#### Figure data in JSON

========================

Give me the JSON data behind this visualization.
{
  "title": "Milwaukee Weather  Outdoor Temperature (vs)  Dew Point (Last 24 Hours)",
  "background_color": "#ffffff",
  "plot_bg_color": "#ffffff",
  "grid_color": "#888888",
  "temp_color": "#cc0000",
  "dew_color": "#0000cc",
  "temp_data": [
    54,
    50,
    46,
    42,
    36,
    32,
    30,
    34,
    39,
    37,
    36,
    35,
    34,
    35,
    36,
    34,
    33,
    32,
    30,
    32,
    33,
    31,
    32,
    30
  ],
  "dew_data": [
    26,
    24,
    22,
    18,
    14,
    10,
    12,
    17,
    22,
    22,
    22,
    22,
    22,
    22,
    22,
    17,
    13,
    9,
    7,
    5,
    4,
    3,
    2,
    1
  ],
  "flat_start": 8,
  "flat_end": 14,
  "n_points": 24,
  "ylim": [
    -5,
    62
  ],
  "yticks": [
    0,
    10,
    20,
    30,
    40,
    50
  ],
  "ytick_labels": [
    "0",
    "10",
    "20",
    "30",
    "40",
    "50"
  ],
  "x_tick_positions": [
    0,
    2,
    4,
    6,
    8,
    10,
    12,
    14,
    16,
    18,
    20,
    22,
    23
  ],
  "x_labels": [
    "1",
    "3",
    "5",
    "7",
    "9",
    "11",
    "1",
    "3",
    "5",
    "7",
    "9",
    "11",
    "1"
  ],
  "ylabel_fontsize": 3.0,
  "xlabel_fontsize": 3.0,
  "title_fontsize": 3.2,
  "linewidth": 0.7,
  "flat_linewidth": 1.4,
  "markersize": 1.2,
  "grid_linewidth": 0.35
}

========================

#### What is expected
Write out all the records above again, exactly as they stand.

#### Worked solution
Give me the JSON data behind this visualization.
{
  "title": "Milwaukee Weather  Outdoor Temperature (vs)  Dew Point (Last 24 Hours)",
  "background_color": "#ffffff",
  "plot_bg_color": "#ffffff",
  "grid_color": "#888888",
  "temp_color": "#cc0000",
  "dew_color": "#0000cc",
  "temp_data": [
    54,
    50,
    46,
    42,
    36,
    32,
    30,
    34,
    39,
    37,
    36,
    35,
    34,
    35,
    36,
    34,
    33,
    32,
    30,
    32,
    33,
    31,
    32,
    30
  ],
  "dew_data": [
    26,
    24,
    22,
    18,
    14,
    10,
    12,
    17,
    22,
    22,
    22,
    22,
    22,
    22,
    22,
    17,
    13,
    9,
    7,
    5,
    4,
    3,
    2,
    1
  ],
  "flat_start": 8,
  "flat_end": 14,
  "n_points": 24,
  "ylim": [
    -5,
    62
  ],
  "yticks": [
    0,
    10,
    20,
    30,
    40,
    50
  ],
  "ytick_labels": [
    "0",
    "10",
    "20",
    "30",
    "40",
    "50"
  ],
  "x_tick_positions": [
    0,
    2,
    4,
    6,
    8,
    10,
    12,
    14,
    16,
    18,
    20,
    22,
    23
  ],
  "x_labels": [
    "1",
    "3",
    "5",
    "7",
    "9",
    "11",
    "1",
    "3",
    "5",
    "7",
    "9",
    "11",
    "1"
  ],
  "ylabel_fontsize": 3.0,
  "xlabel_fontsize": 3.0,
  "title_fontsize": 3.2,
  "linewidth": 0.7,
  "flat_linewidth": 1.4,
  "markersize": 1.2,
  "grid_linewidth": 0.35
}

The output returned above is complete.